* Extrahierter Text:
★ ★ ★
Mobbing — Ein weltweites Problem

Mobbing — Ein weltweites Problem

„Wenn du morgen in die Schule kommst, bringen wir dich um!“ Diese Drohung erhielt eine kanadische Schülerin namens Kristen von einer anonymen Anruferin. *

„Ich bin eigentlich nicht so empfindlich, aber ich war so weit, dass ich nicht mehr in die Schule gehen wollte. Ich bekam Bauchweh und musste nach dem Frühstück immer brechen.“ Dies berichtet die junge Japanerin Hiromi über ihre Erfahrung mit Mobbing in der Schule.
★ ★ ★
* Datensätze:

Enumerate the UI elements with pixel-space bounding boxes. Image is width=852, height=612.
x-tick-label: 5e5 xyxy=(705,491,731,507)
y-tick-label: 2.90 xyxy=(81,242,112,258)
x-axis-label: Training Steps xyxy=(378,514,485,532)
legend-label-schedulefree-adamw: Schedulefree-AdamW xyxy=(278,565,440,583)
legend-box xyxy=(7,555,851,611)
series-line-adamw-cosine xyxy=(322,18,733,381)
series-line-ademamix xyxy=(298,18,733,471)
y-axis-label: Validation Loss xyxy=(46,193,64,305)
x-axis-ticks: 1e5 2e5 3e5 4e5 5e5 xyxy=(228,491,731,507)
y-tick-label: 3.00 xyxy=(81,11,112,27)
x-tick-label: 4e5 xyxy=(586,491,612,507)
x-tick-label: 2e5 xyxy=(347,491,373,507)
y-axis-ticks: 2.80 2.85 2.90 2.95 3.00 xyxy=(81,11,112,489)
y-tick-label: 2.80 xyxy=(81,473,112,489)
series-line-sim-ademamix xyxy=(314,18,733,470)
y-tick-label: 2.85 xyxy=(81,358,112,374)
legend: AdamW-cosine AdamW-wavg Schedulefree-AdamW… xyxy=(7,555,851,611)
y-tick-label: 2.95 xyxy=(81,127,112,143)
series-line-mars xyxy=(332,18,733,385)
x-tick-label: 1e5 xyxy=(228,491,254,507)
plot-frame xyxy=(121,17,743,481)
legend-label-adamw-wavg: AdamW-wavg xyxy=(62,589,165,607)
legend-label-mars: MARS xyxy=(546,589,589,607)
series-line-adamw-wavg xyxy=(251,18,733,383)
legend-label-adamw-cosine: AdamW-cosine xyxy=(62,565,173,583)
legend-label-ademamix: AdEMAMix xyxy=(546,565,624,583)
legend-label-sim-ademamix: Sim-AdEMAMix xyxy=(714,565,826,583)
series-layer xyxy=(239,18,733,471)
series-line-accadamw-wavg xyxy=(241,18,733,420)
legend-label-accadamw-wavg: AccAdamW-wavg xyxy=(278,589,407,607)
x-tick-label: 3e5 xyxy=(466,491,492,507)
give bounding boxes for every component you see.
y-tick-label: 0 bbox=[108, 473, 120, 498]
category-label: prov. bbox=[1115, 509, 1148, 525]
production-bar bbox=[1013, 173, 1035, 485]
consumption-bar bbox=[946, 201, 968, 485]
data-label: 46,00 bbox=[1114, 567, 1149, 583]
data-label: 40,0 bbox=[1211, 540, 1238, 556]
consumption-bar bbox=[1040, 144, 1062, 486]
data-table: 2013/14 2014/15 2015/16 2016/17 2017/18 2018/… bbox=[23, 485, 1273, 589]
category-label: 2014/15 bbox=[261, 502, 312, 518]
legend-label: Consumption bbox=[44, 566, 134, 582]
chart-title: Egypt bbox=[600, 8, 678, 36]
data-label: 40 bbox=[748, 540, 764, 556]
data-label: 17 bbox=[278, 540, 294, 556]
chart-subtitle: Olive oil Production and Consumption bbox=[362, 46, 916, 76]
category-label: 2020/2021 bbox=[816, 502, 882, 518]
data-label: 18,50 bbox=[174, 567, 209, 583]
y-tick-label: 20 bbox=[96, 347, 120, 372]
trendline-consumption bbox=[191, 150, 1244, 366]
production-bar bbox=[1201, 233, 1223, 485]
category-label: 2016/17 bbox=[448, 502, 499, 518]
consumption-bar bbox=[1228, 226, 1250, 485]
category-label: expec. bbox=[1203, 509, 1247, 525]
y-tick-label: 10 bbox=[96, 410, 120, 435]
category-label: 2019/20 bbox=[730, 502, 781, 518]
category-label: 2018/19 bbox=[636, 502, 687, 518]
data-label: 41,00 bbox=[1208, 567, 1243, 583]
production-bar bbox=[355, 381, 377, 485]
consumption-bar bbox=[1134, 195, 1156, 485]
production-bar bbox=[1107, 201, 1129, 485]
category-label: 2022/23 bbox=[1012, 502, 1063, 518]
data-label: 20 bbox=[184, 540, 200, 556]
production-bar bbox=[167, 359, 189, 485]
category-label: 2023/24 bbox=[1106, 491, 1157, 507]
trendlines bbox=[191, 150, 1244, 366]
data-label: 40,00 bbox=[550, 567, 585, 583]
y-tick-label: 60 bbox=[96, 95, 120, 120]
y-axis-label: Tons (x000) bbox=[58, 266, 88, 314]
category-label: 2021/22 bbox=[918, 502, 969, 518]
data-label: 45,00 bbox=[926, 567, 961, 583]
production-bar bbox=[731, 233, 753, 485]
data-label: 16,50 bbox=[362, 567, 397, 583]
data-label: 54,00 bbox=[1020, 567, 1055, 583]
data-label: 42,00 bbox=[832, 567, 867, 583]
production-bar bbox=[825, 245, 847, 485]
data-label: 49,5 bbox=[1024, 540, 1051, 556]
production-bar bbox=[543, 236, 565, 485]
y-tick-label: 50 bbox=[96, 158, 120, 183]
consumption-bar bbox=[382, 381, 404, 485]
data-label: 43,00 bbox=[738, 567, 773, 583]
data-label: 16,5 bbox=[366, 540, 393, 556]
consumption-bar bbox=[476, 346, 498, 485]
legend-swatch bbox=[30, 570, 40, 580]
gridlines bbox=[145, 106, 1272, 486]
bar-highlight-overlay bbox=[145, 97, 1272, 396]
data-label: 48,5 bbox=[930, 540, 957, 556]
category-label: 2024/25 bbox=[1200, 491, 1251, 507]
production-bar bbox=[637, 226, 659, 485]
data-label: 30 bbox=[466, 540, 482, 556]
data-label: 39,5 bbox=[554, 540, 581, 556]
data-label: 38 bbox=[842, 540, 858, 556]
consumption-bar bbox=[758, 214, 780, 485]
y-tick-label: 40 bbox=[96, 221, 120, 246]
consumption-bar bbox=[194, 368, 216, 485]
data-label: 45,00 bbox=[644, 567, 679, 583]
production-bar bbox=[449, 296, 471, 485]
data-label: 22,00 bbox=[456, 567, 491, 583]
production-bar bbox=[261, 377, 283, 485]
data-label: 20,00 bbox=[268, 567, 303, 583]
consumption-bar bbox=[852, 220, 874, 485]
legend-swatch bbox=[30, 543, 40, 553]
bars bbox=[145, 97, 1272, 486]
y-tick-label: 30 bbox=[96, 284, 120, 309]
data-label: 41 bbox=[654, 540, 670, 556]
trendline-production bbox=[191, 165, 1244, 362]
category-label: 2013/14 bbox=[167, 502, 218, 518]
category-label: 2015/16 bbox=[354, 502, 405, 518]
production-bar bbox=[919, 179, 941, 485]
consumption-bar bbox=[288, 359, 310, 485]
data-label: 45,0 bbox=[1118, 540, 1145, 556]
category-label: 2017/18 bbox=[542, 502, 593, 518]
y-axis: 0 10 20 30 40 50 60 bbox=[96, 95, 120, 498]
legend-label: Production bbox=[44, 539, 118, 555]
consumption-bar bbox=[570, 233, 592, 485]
★ ★ ★
* Aufgaben:
a) Nenne alle einzelnen Personen, die der Text über Mobbing erwähnt, jeweils mit der Angabe, die der Text zu ihnen macht.
b) Schreibe den Text über Mobbing nach seinem letzten Satz weiter.

* Lösungen:
a)
- Kristen: eine kanadische Schülerin
- eine anonyme Anruferin: Sie hat Kristen gedroht.
- Hiromi: eine junge Japanerin

b)
WER hatte nicht schon mal mit jemandem zu tun, der andere ständig tyrannisierte und einschüchterte? Die meisten von uns haben das irgendwann selbst erlebt — sei es in der Schule, bei der Arbeit oder sogar zu Hause, wo diese Form von Machtmissbrauch heutzutage immer häufiger auftritt. Laut einer britischen Quelle werden schätzungsweise 53 Prozent aller Erwachsenen von ihrem Ehepartner oder Lebensgefährten psychisch unter Druck gesetzt. Die Täter und ihre Opfer können sowohl Männer als auch Frauen sein; sie sind in jeder sozialen Schicht und in jedem Land der Erde zu finden. *

Was ist unter Mobbing zu verstehen? Es handelt sich nicht einfach um Belästigung und nicht immer ist körperliche Gewalt im Spiel. Unter Mobbing versteht man auch nicht unbedingt einen einzelnen Vorfall oder nur einige wenige Vorkommnisse. Es handelt sich vielmehr um zahlreiche kleinere Vorfälle, die sich über längere Zeit ständig wiederholen. Der Psychologe Dan Olweus ist ein Pionier in der systematischen Erforschung von Mobbing. Er nennt typische Elemente dieses Verhaltens, beispielsweise bewusst aggressives Vorgehen bei sehr unterschiedlichen Machtverhältnissen.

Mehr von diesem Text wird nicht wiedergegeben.